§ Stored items
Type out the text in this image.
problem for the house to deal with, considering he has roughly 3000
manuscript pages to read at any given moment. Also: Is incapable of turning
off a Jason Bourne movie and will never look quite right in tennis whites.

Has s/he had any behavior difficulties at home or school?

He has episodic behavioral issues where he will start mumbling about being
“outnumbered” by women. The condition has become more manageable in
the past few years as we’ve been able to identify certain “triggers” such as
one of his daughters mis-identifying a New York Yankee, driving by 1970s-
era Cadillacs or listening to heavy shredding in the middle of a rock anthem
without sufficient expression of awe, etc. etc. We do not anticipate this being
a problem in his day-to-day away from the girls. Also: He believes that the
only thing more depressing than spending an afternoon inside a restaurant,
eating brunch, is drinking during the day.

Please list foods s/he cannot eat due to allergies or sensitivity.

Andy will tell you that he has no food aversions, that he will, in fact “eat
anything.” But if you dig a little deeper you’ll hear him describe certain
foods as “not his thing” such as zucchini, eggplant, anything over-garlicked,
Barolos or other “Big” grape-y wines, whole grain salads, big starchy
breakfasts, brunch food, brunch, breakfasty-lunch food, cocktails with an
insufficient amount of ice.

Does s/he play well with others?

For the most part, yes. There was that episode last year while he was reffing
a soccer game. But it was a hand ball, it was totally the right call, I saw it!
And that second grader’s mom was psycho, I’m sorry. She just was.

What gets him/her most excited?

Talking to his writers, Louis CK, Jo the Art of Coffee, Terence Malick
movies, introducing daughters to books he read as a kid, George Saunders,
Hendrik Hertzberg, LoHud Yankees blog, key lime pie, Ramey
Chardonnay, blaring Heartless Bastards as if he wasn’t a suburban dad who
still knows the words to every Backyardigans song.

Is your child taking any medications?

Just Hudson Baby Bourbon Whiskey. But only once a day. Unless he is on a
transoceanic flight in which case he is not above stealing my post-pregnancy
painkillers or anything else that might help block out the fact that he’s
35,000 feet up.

---

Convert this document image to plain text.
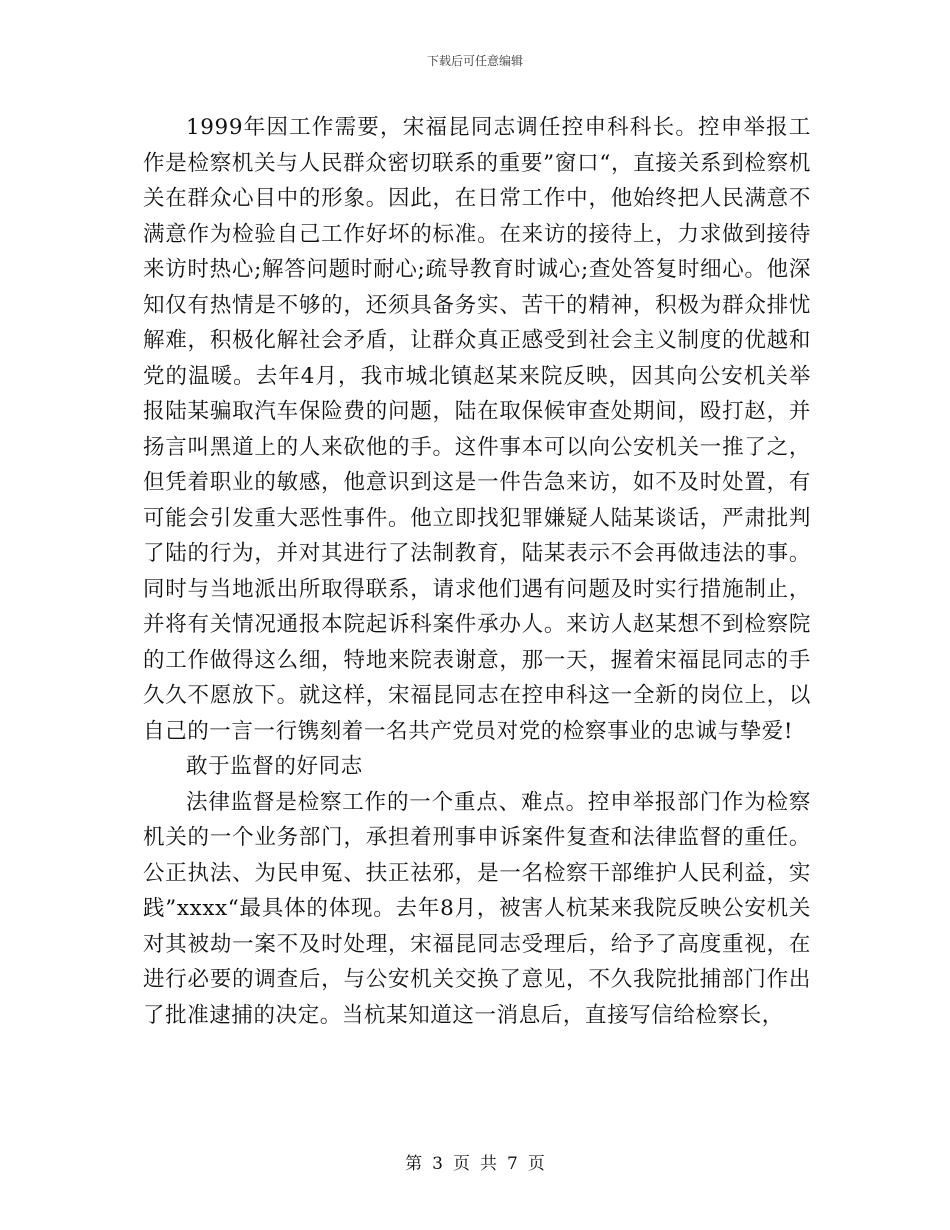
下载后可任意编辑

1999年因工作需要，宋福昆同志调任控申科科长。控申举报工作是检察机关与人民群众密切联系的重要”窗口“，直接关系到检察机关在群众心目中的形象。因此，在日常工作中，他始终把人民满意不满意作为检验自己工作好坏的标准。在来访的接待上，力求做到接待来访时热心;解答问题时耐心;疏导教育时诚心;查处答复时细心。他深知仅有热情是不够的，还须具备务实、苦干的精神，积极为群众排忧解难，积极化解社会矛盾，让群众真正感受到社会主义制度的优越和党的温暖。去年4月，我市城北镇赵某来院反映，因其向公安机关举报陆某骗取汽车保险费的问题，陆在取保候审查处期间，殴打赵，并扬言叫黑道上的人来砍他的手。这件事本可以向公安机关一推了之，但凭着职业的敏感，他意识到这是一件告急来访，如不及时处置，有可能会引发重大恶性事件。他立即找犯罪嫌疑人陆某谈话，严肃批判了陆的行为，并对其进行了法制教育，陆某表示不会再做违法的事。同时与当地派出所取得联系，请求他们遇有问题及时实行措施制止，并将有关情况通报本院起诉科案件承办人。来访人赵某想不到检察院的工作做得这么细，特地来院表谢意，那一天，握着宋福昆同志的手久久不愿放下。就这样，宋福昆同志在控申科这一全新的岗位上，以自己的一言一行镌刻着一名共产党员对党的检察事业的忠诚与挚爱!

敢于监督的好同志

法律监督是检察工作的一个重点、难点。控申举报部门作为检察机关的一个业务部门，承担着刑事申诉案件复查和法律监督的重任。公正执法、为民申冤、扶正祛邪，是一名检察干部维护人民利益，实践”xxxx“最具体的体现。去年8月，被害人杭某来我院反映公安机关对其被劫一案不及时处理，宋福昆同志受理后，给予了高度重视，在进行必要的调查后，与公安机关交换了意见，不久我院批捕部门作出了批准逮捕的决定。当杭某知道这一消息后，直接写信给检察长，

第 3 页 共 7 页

§ Exercise objective
Collect, from the material above, every line containing the word "read".

§ Complete answer
manuscript pages to read at any given moment. Also: Is incapable of turning
movies, introducing daughters to books he read as a kid, George Saunders,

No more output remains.